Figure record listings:
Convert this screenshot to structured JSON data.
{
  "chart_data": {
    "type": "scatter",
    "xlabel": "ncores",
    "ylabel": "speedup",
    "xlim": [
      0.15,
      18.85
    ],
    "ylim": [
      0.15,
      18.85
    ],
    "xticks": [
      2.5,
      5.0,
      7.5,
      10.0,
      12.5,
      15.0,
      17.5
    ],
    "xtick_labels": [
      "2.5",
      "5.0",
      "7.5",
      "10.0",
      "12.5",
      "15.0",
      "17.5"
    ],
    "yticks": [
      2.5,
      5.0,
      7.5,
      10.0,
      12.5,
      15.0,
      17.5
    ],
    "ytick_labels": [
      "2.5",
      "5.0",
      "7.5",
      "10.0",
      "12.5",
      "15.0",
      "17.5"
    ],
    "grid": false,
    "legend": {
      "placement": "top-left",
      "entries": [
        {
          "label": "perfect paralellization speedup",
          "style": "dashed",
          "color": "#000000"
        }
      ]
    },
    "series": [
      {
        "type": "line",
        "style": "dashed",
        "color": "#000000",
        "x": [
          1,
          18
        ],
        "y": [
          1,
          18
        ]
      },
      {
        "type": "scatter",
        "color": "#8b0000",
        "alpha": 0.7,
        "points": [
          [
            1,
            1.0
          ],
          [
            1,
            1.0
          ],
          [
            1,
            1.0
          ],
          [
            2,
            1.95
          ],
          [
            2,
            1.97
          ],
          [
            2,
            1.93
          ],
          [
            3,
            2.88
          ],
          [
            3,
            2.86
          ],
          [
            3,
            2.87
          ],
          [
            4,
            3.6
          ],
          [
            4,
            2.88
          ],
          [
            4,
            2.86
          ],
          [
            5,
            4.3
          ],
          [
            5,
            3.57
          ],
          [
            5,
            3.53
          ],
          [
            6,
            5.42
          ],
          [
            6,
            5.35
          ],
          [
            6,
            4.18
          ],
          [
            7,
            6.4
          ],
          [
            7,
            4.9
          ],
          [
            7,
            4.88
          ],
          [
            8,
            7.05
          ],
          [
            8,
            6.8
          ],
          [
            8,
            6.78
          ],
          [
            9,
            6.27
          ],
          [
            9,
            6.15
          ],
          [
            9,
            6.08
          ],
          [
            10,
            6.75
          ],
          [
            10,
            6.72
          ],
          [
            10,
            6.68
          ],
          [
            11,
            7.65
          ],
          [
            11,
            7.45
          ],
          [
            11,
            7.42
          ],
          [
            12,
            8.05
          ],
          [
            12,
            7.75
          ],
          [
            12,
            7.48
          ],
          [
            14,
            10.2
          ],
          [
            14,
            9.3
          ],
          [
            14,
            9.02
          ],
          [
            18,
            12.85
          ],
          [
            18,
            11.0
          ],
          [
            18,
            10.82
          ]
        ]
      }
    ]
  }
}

**WHAT TO WORK ON**
Go through the data and return every record exactly.

**RESPONSE BELOW**
Convert this screenshot to structured JSON data.
{
  "chart_data": {
    "type": "scatter",
    "xlabel": "ncores",
    "ylabel": "speedup",
    "xlim": [
      0.15,
      18.85
    ],
    "ylim": [
      0.15,
      18.85
    ],
    "xticks": [
      2.5,
      5.0,
      7.5,
      10.0,
      12.5,
      15.0,
      17.5
    ],
    "xtick_labels": [
      "2.5",
      "5.0",
      "7.5",
      "10.0",
      "12.5",
      "15.0",
      "17.5"
    ],
    "yticks": [
      2.5,
      5.0,
      7.5,
      10.0,
      12.5,
      15.0,
      17.5
    ],
    "ytick_labels": [
      "2.5",
      "5.0",
      "7.5",
      "10.0",
      "12.5",
      "15.0",
      "17.5"
    ],
    "grid": false,
    "legend": {
      "placement": "top-left",
      "entries": [
        {
          "label": "perfect paralellization speedup",
          "style": "dashed",
          "color": "#000000"
        }
      ]
    },
    "series": [
      {
        "type": "line",
        "style": "dashed",
        "color": "#000000",
        "x": [
          1,
          18
        ],
        "y": [
          1,
          18
        ]
      },
      {
        "type": "scatter",
        "color": "#8b0000",
        "alpha": 0.7,
        "points": [
          [
            1,
            1.0
          ],
          [
            1,
            1.0
          ],
          [
            1,
            1.0
          ],
          [
            2,
            1.95
          ],
          [
            2,
            1.97
          ],
          [
            2,
            1.93
          ],
          [
            3,
            2.88
          ],
          [
            3,
            2.86
          ],
          [
            3,
            2.87
          ],
          [
            4,
            3.6
          ],
          [
            4,
            2.88
          ],
          [
            4,
            2.86
          ],
          [
            5,
            4.3
          ],
          [
            5,
            3.57
          ],
          [
            5,
            3.53
          ],
          [
            6,
            5.42
          ],
          [
            6,
            5.35
          ],
          [
            6,
            4.18
          ],
          [
            7,
            6.4
          ],
          [
            7,
            4.9
          ],
          [
            7,
            4.88
          ],
          [
            8,
            7.05
          ],
          [
            8,
            6.8
          ],
          [
            8,
            6.78
          ],
          [
            9,
            6.27
          ],
          [
            9,
            6.15
          ],
          [
            9,
            6.08
          ],
          [
            10,
            6.75
          ],
          [
            10,
            6.72
          ],
          [
            10,
            6.68
          ],
          [
            11,
            7.65
          ],
          [
            11,
            7.45
          ],
          [
            11,
            7.42
          ],
          [
            12,
            8.05
          ],
          [
            12,
            7.75
          ],
          [
            12,
            7.48
          ],
          [
            14,
            10.2
          ],
          [
            14,
            9.3
          ],
          [
            14,
            9.02
          ],
          [
            18,
            12.85
          ],
          [
            18,
            11.0
          ],
          [
            18,
            10.82
          ]
        ]
      }
    ]
  }
}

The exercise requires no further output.